■ **AUSGEWÄHLTER AUSZUG**
————————

Ob es das Wort Konversion im kasachischen Wortschatz überhaupt gibt, weiß ich nicht.
Dass es aber auch hier, mehr als 6000 Kilometer von Schweinfurt entfernt, Altlasten gibt, die von russischer Hand an den Staat Kasachstan gingen, das ist gewiss.
Mit dem Zerfall der Sowjetunion wurde auch Kasachstan 1991 ein eigenständiges Land. Deshalb musste auch das russische Militär seine Stützpunkte auf kasachischem Gebiet aufgeben und viele Menschen, die aus Russland in diesen Teil der ehemaligen Sowjetunion umgesiedelt waren und hier Arbeit gefunden hatten, verließen das Land wieder.
Am Balkash-See gab es einen großen Militärstützpunkt: Ploschatka 38. Eine Halbinsel, fast 100 Quadratkilometer groß, am Seeufer war mit einem Flughafen, Radaranlagen, einem Paradeplatz und einer Wohnsiedlung für das Personal und deren Familien ausgebaut worden. Eine ganz eigene Stadt mit Wohnblocks, Offizierswohnungen, einer Banja, einem Restaurant und allem, was eine Stadt so braucht, war entstanden. Es gab einen Strand am Seeufer und Restaurants außerhalb, es wurden Zufahrtsstraßen gebaut und Gasrohre verlegt, die die Häuser versorgten.
Nun ist alles verlassen. Die Zufahrtsstraße, seit mehr als 20 Jahren ungepflegt, ist übersät mit Schlaglöchern, die Natur holt sich den Wegrand zurück, Unkraut wuchert übers Bankett bis auf die Reste des Asphalts.
Die Stadt ist eine Geisterstadt, die Wohnblocks ragen als Betonskelette in den blauen Sommerhimmel, die Fenster sind ausgebaut, Glas und Fensterrahmen wurden fortgebracht. Irgendwo quietscht ein Scharnier, sonst herrscht hier unheimliche Stille. Die Straßen wurden aufgerissen, die Abwasserrohre und die Gasrohre wurden entfernt. Viele Gebäude sind halbzerstört, die Dächer abgedeckt, manche Wände schon eingefallen. Betonteile liegen herum, man kann die Fliesen der Wandverkleidung sehen, die Erde sieht schwarz aus, als habe es hier gebrannt.

————————

■ **BEREITGESTELLTES MATERIAL**
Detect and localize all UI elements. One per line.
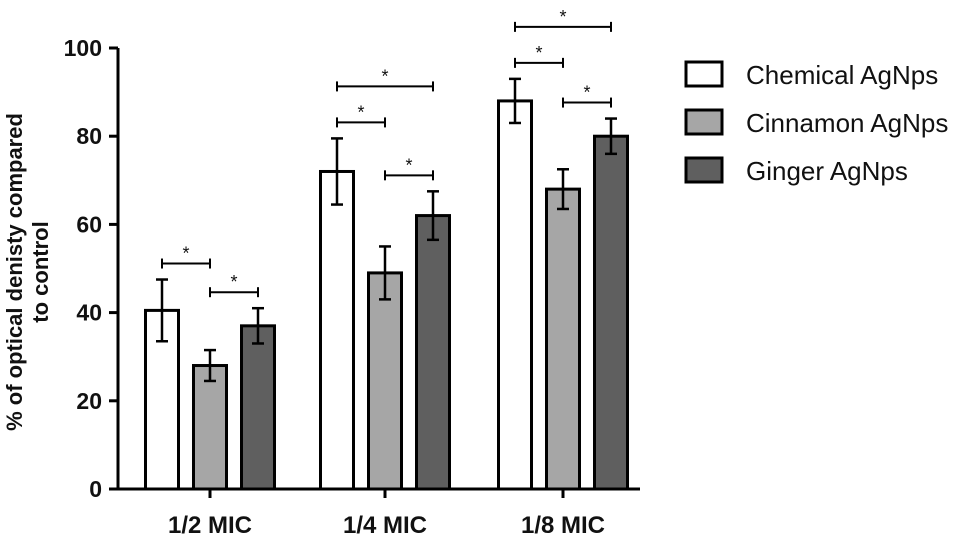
y-tick-label: 20 <box>76 388 102 414</box>
significance-star: * <box>381 66 388 86</box>
y-axis-label-line2: to control <box>28 221 53 322</box>
bar <box>415 214 451 491</box>
significance-star: * <box>405 155 412 175</box>
plot-area: 0 20 40 60 80 100 1/2 MIC 1/4 MIC 1/8 MIC * * * * * * *… <box>64 7 949 537</box>
y-tick-label: 60 <box>76 211 102 237</box>
bar <box>319 169 355 491</box>
legend-label: Ginger AgNps <box>746 156 908 186</box>
y-tick-label: 100 <box>64 35 102 61</box>
legend-swatch <box>684 156 724 184</box>
y-tick-label: 80 <box>76 123 102 149</box>
y-tick-label: 40 <box>76 300 102 326</box>
significance-star: * <box>583 83 590 103</box>
bar <box>545 187 581 491</box>
legend-swatch <box>684 108 724 136</box>
bar <box>497 99 533 491</box>
bar <box>593 134 629 491</box>
y-axis-label-line1: % of optical denisty compared <box>2 113 27 431</box>
y-tick-label: 0 <box>89 476 102 502</box>
bar <box>240 324 276 491</box>
x-tick-label: 1/4 MIC <box>343 512 427 537</box>
bar <box>367 271 403 491</box>
x-tick-label: 1/8 MIC <box>521 512 605 537</box>
x-tick-label: 1/2 MIC <box>168 512 252 537</box>
legend-label: Cinnamon AgNps <box>746 108 948 138</box>
legend-swatch <box>684 60 724 88</box>
legend-label: Chemical AgNps <box>746 60 938 90</box>
significance-star: * <box>230 272 237 292</box>
significance-star: * <box>559 7 566 27</box>
significance-star: * <box>182 244 189 264</box>
bar <box>192 364 228 491</box>
significance-star: * <box>357 102 364 122</box>
significance-star: * <box>535 43 542 63</box>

————————

■ **AUFGABEN**
1. Benennen Sie in den Zeilen von der Zeile mit „y-tick-label: 20 <box>76 388 102 414</box>“ bis zur Zeile mit „legend-label: Cinnamon AgNps“ die Angabe „legend-swatch“ in „legend-marker“ um. Geben Sie nur diesen Abschnitt der Zeilen ansonsten unverändert wieder.
2. Schreiben Sie den Text über die verlassene Militärstadt am Balkash-See im Anschluss an seinen letzten Satz weiter.
Der Text und die Zeilen sind voneinander unabhängiges Material.

■ **SCHRIFTLICHE ANTWORTEN**
1.
y-tick-label: 20 <box>76 388 102 414</box>
significance-star: * <box>381 66 388 86</box>
y-axis-label-line2: to control <box>28 221 53 322</box>
bar <box>415 214 451 491</box>
significance-star: * <box>405 155 412 175</box>
plot-area: 0 20 40 60 80 100 1/2 MIC 1/4 MIC 1/8 MIC * * * * * * *… <box>64 7 949 537</box>
y-tick-label: 60 <box>76 211 102 237</box>
bar <box>319 169 355 491</box>
legend-label: Ginger AgNps <box>746 156 908 186</box>
y-tick-label: 100 <box>64 35 102 61</box>
legend-marker <box>684 156 724 184</box>
y-tick-label: 80 <box>76 123 102 149</box>
y-tick-label: 40 <box>76 300 102 326</box>
significance-star: * <box>583 83 590 103</box>
bar <box>545 187 581 491</box>
legend-marker <box>684 108 724 136</box>
bar <box>497 99 533 491</box>
bar <box>593 134 629 491</box>
y-axis-label-line1: % of optical denisty compared <box>2 113 27 431</box>
y-tick-label: 0 <box>89 476 102 502</box>
bar <box>240 324 276 491</box>
x-tick-label: 1/4 MIC <box>343 512 427 537</box>
bar <box>367 271 403 491</box>
x-tick-label: 1/8 MIC <box>521 512 605 537</box>
x-tick-label: 1/2 MIC <box>168 512 252 537</box>
legend-label: Cinnamon AgNps <box>746 108 948 138</box>

2.
Etwa einen Kilometer weiter liegt das militärische Gelände in der Steppe. Hier gibt es eine Stacheldrahtumzäunung, alt, ebenfalls verrostet, aber sie umgibt das ehemalige Militärgebiet und auch zwei Wachposten finden wir hier. Bereitwillig zeigen sie uns die Überreste der sowjetischen Anlage: Ein Radargerät, aus 1500 Tonnen Stahl errichtet, liegt am Boden, Hallen, in denen einst militärisches Gerät untergebracht war, verrotten vor sich hin, eine astronomische Anlage trotzt dem Verfall.
Nördlich der Kentberge, am Rande eines wunderschönen Naturschutz- und Erholungsgebietes liegt der Ort Karaghayli. Die Berge ringsum sind reich an Erzen und Edelmetallen wie Gold und Kupfer. Ein Bergwerk entstand und zahlreiche Arbeiter wurden gebraucht.
„17 000 Menschen lebten hier“, erzählt uns ein Einwohner, „Mit der Ablösung von der Sowjetunion wurde das Bergwerk stillgelegt und die Arbeiter wurden nicht mehr gebraucht. Weil die meisten hier lebenden Menschen ihre Heimat in Russland hatten, verließen sie die Stadt. Heute sind gerade mal 6000 Bewohner übrig.“
Auch hier sind Wohnblocks sowjetischer Bauart zu finden, die demontiert in den Himmel ragen. Auch hier wurden die Fenster mit Gläsern und Rahmen ausgebaut und wüsste man es nicht besser, könnte man meinen, die Häuser seien nie fertiggestellt worden. Mitten im Dorf, umgeben von einfachen Bauernhäusern und Arbeiterbaracken stehen die Betonklötze im Gelände. Gras wuchert hoch, Unkraut dazwischen, Disteln und Gesträuch machen sich breit. Nur Kühe weiden auf dem Gelände, suchen Schatten in den ehemaligen Hauseingängen, ziehen sich manchmal in die ehemaligen Erdgeschosswohnungen zurück. Gespenstisch wirkt die Stille auch hier, die meisten Einwohner meiden das Gelände.
Der gesamte Wohnkomplex wurde demontiert, alles Verwertbare entfernt, Kanaldeckel fehlen, die Betontreppen bröseln vor sich hin, die Vordächer halten dem Druck nicht mehr Stand und brechen herunter, das Gelände ist alles andere als sicher und doch nicht abgesperrt, ein gefährlicher Ort.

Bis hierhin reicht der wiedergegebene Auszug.